----- DATA RECORDS
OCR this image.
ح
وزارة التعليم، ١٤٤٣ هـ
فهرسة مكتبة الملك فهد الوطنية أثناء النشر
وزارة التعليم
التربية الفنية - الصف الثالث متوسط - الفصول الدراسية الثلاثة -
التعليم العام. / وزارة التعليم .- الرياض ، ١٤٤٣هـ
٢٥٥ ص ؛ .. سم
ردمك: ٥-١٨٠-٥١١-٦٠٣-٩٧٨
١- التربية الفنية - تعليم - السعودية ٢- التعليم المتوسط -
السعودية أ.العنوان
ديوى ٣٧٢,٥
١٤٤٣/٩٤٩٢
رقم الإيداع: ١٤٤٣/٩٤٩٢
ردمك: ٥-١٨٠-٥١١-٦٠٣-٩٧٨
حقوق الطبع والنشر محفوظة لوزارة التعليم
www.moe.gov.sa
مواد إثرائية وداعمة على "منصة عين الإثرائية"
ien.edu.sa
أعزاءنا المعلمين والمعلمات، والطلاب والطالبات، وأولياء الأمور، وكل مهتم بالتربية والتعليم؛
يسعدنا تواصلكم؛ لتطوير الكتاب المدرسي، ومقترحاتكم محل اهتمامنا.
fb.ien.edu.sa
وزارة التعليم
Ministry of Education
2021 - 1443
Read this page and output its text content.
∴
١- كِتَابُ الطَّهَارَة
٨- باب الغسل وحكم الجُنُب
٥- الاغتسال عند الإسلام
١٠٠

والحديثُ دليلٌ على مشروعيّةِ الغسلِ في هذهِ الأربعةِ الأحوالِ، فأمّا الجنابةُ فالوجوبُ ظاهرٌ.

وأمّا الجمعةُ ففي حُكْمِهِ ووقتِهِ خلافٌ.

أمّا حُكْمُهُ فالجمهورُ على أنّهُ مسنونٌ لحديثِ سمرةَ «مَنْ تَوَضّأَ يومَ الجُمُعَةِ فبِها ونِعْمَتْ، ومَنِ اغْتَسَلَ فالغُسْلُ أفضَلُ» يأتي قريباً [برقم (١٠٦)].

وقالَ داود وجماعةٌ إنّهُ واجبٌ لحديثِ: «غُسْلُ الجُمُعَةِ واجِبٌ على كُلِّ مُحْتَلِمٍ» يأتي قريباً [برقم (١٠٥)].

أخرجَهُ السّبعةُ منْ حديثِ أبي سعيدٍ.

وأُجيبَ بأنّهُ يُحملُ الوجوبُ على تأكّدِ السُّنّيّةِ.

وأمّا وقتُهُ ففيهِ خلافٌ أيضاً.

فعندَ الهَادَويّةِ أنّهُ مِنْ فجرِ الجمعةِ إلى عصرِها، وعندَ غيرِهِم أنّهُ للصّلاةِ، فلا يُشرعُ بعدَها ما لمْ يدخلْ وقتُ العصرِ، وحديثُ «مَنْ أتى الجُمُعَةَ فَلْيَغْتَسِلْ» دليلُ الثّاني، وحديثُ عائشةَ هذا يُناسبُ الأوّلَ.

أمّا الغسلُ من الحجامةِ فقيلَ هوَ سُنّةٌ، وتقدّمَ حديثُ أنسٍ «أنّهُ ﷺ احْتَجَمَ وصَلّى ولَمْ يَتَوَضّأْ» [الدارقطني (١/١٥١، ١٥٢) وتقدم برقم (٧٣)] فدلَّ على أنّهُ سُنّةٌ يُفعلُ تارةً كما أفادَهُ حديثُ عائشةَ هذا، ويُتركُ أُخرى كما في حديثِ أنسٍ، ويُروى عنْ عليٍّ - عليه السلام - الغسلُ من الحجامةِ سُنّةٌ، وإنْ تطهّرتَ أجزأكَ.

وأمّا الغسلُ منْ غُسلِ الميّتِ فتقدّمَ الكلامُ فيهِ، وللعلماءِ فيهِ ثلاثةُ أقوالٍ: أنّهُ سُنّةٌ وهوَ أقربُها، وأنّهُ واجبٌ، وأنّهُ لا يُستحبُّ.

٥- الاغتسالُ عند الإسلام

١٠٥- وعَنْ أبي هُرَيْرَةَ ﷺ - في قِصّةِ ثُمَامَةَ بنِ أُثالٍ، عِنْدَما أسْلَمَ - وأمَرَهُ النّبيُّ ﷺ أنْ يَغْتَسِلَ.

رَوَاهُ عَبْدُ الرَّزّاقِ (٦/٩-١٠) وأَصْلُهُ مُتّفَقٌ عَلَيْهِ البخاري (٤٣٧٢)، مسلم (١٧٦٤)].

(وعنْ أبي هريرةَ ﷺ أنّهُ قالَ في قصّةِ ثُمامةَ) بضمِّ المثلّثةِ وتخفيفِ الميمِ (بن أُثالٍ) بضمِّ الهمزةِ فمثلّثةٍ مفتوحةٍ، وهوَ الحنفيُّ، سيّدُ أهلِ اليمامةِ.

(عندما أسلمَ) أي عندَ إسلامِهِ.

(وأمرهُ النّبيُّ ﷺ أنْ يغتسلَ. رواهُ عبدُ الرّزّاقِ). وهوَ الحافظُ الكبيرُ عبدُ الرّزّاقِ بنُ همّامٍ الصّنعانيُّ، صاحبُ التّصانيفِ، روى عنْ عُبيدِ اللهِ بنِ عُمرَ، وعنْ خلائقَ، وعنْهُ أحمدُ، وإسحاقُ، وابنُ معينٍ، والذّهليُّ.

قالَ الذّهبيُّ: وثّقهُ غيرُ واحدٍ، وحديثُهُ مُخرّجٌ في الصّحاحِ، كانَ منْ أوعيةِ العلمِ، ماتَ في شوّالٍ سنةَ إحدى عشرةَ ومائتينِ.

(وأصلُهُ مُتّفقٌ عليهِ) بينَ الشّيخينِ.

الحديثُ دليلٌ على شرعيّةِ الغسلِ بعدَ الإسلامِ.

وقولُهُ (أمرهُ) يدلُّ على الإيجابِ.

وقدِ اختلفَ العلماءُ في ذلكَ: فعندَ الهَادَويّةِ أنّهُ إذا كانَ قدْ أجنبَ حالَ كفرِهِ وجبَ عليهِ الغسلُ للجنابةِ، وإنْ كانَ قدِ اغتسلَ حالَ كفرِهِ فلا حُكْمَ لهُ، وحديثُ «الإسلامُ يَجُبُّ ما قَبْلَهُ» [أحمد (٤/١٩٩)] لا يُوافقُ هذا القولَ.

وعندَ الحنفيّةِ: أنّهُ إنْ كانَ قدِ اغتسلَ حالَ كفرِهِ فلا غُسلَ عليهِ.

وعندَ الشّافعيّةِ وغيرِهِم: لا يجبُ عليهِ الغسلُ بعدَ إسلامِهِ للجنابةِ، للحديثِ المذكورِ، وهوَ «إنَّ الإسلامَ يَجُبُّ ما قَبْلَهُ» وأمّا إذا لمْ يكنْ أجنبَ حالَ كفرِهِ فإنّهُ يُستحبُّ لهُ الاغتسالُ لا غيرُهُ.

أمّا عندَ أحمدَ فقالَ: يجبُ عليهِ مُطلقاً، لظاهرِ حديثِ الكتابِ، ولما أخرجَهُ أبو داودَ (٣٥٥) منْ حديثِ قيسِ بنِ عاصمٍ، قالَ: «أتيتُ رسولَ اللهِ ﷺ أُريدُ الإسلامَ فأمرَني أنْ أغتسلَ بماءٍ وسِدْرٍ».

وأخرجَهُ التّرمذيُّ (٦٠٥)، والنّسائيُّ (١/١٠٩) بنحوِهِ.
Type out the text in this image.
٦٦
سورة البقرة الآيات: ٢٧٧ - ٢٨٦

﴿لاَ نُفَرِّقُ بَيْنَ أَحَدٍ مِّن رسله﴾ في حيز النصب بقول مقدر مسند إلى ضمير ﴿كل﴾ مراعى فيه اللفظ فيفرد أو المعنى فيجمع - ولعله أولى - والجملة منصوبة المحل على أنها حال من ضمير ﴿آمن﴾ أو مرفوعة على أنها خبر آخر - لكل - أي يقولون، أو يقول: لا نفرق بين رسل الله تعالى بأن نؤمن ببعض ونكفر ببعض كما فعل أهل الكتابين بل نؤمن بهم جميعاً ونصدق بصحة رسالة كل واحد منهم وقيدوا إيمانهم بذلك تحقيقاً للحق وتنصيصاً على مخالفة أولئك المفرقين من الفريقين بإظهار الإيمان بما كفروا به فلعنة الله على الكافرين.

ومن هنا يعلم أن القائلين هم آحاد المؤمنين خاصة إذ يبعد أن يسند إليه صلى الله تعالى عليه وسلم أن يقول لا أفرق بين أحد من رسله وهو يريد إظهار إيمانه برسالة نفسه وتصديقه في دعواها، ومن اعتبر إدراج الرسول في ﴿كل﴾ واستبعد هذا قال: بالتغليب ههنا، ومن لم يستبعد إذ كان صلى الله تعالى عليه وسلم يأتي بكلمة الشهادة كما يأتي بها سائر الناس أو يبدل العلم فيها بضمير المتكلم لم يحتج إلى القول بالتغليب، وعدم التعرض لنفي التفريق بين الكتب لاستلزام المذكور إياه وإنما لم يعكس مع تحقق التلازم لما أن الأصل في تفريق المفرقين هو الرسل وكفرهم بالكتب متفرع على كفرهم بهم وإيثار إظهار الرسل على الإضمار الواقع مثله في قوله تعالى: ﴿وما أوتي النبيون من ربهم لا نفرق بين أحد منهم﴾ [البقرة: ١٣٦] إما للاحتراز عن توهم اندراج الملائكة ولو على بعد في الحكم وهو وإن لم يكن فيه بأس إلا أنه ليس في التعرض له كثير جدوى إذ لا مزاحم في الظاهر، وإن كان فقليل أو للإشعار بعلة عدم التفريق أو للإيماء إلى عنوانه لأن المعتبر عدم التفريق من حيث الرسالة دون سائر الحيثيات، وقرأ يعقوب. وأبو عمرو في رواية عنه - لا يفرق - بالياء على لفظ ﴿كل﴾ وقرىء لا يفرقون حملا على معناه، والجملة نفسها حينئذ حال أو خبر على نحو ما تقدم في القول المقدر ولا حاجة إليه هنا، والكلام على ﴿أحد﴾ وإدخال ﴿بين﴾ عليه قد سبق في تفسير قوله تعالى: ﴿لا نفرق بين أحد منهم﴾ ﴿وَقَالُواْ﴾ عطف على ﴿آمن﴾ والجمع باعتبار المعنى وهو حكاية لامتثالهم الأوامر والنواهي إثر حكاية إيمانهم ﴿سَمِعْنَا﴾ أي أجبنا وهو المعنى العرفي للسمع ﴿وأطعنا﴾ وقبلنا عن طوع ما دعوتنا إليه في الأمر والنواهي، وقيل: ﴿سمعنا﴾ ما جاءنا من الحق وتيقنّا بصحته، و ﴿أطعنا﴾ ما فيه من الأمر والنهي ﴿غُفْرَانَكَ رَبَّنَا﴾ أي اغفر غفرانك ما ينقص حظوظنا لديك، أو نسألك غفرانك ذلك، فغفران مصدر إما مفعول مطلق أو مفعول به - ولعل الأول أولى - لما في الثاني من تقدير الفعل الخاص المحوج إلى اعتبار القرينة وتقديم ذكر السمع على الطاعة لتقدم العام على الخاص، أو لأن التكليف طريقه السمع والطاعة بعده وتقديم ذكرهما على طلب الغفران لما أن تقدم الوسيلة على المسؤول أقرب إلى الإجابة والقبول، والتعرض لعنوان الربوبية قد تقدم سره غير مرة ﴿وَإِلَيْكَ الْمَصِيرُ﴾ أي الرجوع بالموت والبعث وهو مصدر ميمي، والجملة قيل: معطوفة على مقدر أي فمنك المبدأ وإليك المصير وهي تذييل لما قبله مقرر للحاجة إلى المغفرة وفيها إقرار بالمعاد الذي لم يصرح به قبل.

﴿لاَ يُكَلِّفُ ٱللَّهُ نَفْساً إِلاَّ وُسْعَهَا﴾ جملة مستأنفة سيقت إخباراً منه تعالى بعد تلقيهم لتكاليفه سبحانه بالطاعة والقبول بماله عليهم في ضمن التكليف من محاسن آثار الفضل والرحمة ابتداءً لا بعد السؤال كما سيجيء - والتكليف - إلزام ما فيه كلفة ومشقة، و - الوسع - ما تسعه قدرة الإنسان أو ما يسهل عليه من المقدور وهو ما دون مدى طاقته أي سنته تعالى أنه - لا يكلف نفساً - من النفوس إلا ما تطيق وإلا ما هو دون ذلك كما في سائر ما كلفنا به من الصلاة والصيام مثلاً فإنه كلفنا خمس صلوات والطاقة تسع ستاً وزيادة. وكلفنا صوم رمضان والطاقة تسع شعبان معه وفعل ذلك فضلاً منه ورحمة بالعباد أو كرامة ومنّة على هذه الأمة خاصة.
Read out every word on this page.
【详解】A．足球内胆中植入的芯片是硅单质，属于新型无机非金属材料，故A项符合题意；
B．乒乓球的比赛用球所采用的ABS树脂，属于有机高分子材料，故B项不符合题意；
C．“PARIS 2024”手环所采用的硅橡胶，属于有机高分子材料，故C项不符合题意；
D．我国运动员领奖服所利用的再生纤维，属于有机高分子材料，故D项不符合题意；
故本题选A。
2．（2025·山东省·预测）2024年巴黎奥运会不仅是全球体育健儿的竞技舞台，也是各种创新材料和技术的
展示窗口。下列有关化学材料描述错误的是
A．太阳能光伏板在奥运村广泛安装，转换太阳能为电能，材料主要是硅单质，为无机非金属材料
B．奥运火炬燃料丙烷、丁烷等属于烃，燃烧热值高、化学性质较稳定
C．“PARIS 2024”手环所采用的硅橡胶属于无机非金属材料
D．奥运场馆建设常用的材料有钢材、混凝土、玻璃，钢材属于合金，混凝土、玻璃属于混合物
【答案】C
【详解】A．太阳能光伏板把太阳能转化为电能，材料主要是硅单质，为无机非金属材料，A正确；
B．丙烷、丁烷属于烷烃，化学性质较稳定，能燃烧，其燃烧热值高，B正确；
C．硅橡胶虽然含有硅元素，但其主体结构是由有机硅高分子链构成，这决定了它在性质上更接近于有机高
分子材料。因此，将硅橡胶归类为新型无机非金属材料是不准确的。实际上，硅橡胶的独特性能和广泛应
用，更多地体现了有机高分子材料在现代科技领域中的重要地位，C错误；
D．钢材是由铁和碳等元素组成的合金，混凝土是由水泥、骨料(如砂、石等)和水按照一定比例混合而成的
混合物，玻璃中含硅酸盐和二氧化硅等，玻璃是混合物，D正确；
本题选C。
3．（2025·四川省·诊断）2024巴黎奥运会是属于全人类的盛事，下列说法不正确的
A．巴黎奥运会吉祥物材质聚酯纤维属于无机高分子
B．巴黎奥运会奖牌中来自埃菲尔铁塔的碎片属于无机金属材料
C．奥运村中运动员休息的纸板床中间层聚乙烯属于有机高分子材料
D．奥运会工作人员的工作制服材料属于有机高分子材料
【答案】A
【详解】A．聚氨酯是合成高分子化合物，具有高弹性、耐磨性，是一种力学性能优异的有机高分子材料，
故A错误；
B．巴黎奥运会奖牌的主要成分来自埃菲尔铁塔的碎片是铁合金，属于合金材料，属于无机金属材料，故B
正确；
----------
## SET PROBLEM:
Go through the material and select each line with the string "ستحب" in it.

## WRITTEN RESPONSE:
وأمّا الغسلُ منْ غُسلِ الميّتِ فتقدّمَ الكلامُ فيهِ، وللعلماءِ فيهِ ثلاثةُ أقوالٍ: أنّهُ سُنّةٌ وهوَ أقربُها، وأنّهُ واجبٌ، وأنّهُ لا يُستحبُّ.
وعندَ الشّافعيّةِ وغيرِهِم: لا يجبُ عليهِ الغسلُ بعدَ إسلامِهِ للجنابةِ، للحديثِ المذكورِ، وهوَ «إنَّ الإسلامَ يَجُبُّ ما قَبْلَهُ» وأمّا إذا لمْ يكنْ أجنبَ حالَ كفرِهِ فإنّهُ يُستحبُّ لهُ الاغتسالُ لا غيرُهُ.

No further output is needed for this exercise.